**Directions for this task:** Output the material below in its entirety, exactly as given.

**Working data:**
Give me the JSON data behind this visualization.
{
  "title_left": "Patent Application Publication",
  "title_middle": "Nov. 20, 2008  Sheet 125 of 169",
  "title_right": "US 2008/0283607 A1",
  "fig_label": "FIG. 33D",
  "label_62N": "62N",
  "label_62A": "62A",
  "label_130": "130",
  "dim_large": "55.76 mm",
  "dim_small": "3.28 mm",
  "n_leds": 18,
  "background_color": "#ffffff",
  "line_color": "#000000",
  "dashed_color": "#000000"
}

**Worked answer:**
Give me the JSON data behind this visualization.
{
  "title_left": "Patent Application Publication",
  "title_middle": "Nov. 20, 2008  Sheet 125 of 169",
  "title_right": "US 2008/0283607 A1",
  "fig_label": "FIG. 33D",
  "label_62N": "62N",
  "label_62A": "62A",
  "label_130": "130",
  "dim_large": "55.76 mm",
  "dim_small": "3.28 mm",
  "n_leds": 18,
  "background_color": "#ffffff",
  "line_color": "#000000",
  "dashed_color": "#000000"
}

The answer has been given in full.